Stated problem: Copy out every line in the entries below that includes "Señale".

Stored data
______
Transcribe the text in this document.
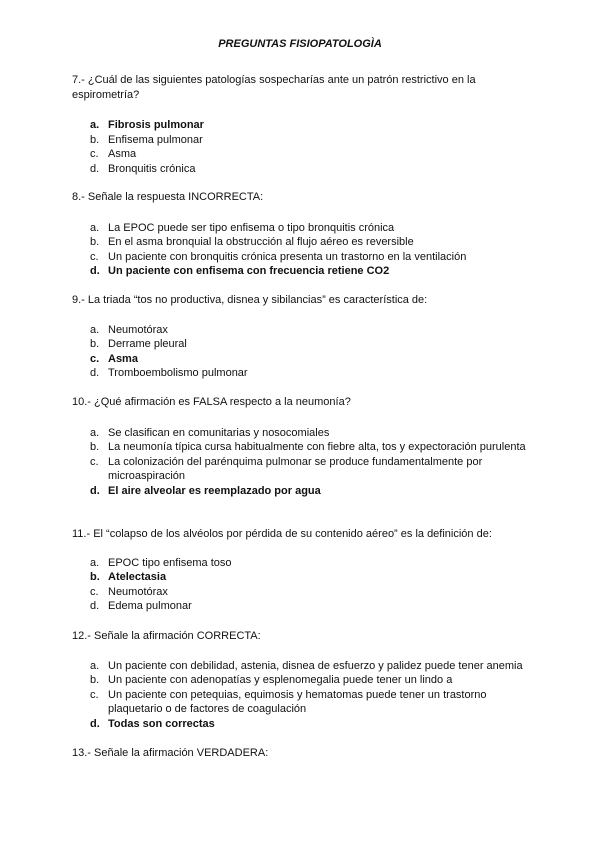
PREGUNTAS FISIOPATOLOGÌA

7.- ¿Cuál de las siguientes patologías sospecharías ante un patrón restrictivo en la espirometría?

a. Fibrosis pulmonar
b. Enfisema pulmonar
c. Asma
d. Bronquitis crónica

8.- Señale la respuesta INCORRECTA:

a. La EPOC puede ser tipo enfisema o tipo bronquitis crónica
b. En el asma bronquial la obstrucción al flujo aéreo es reversible
c. Un paciente con bronquitis crónica presenta un trastorno en la ventilación
d. Un paciente con enfisema con frecuencia retiene CO2

9.- La triada “tos no productiva, disnea y sibilancias” es característica de:

a. Neumotórax
b. Derrame pleural
c. Asma
d. Tromboembolismo pulmonar

10.- ¿Qué afirmación es FALSA respecto a la neumonía?

a. Se clasifican en comunitarias y nosocomiales
b. La neumonía típica cursa habitualmente con fiebre alta, tos y expectoración purulenta
c. La colonización del parénquima pulmonar se produce fundamentalmente por microaspiración
d. El aire alveolar es reemplazado por agua

11.- El “colapso de los alvéolos por pérdida de su contenido aéreo” es la definición de:

a. EPOC tipo enfisema toso
b. Atelectasia
c. Neumotórax
d. Edema pulmonar

12.- Señale la afirmación CORRECTA:

a. Un paciente con debilidad, astenia, disnea de esfuerzo y palidez puede tener anemia
b. Un paciente con adenopatías y esplenomegalia puede tener un lindo a
c. Un paciente con petequias, equimosis y hematomas puede tener un trastorno plaquetario o de factores de coagulación
d. Todas son correctas

13.- Señale la afirmación VERDADERA:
______
Final result:
8.- Señale la respuesta INCORRECTA:
12.- Señale la afirmación CORRECTA:
13.- Señale la afirmación VERDADERA:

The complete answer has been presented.